Directive
Return nothing but the lines from the line containing "What text is on this page?" through the last line of the records, reproduced exactly.

Stored records:

◆ ◆ ◆ ◆ ◆

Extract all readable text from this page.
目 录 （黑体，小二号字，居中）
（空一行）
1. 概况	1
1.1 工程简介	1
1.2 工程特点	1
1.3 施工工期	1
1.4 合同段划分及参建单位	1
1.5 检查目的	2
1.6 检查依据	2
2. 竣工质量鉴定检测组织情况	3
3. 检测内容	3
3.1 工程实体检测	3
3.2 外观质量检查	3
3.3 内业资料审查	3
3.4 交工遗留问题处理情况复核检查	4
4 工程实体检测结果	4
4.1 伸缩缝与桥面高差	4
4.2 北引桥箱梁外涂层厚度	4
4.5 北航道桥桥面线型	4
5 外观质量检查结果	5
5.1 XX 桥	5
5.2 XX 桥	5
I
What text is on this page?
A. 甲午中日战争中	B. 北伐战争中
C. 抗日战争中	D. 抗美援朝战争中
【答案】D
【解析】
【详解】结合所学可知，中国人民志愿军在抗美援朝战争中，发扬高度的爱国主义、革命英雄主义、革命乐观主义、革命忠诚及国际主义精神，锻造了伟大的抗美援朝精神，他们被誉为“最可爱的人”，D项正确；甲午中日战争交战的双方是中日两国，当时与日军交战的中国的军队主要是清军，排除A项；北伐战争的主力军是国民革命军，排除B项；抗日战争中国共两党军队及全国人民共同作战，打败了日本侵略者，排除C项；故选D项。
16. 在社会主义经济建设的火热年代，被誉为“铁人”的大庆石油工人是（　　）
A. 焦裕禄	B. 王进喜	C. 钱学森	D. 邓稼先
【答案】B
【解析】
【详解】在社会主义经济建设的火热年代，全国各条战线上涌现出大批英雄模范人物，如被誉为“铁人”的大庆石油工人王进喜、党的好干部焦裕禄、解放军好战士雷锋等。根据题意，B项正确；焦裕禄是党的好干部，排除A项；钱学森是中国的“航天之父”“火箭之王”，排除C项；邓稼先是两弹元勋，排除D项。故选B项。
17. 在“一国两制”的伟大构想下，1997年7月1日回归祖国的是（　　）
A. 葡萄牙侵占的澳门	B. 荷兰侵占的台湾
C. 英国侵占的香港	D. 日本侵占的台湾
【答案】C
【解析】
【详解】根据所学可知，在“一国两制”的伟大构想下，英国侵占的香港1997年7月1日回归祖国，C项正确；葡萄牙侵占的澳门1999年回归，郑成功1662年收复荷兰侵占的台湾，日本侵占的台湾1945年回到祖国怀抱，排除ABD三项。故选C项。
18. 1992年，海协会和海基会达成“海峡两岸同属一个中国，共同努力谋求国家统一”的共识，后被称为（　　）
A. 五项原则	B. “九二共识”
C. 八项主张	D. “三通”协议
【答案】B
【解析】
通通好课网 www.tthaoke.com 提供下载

◆ ◆ ◆ ◆ ◆

Correct result
What text is on this page?
A. 甲午中日战争中	B. 北伐战争中
C. 抗日战争中	D. 抗美援朝战争中
【答案】D
【解析】
【详解】结合所学可知，中国人民志愿军在抗美援朝战争中，发扬高度的爱国主义、革命英雄主义、革命乐观主义、革命忠诚及国际主义精神，锻造了伟大的抗美援朝精神，他们被誉为“最可爱的人”，D项正确；甲午中日战争交战的双方是中日两国，当时与日军交战的中国的军队主要是清军，排除A项；北伐战争的主力军是国民革命军，排除B项；抗日战争中国共两党军队及全国人民共同作战，打败了日本侵略者，排除C项；故选D项。
16. 在社会主义经济建设的火热年代，被誉为“铁人”的大庆石油工人是（　　）
A. 焦裕禄	B. 王进喜	C. 钱学森	D. 邓稼先
【答案】B
【解析】
【详解】在社会主义经济建设的火热年代，全国各条战线上涌现出大批英雄模范人物，如被誉为“铁人”的大庆石油工人王进喜、党的好干部焦裕禄、解放军好战士雷锋等。根据题意，B项正确；焦裕禄是党的好干部，排除A项；钱学森是中国的“航天之父”“火箭之王”，排除C项；邓稼先是两弹元勋，排除D项。故选B项。
17. 在“一国两制”的伟大构想下，1997年7月1日回归祖国的是（　　）
A. 葡萄牙侵占的澳门	B. 荷兰侵占的台湾
C. 英国侵占的香港	D. 日本侵占的台湾
【答案】C
【解析】
【详解】根据所学可知，在“一国两制”的伟大构想下，英国侵占的香港1997年7月1日回归祖国，C项正确；葡萄牙侵占的澳门1999年回归，郑成功1662年收复荷兰侵占的台湾，日本侵占的台湾1945年回到祖国怀抱，排除ABD三项。故选C项。
18. 1992年，海协会和海基会达成“海峡两岸同属一个中国，共同努力谋求国家统一”的共识，后被称为（　　）
A. 五项原则	B. “九二共识”
C. 八项主张	D. “三通”协议
【答案】B
【解析】
通通好课网 www.tthaoke.com 提供下载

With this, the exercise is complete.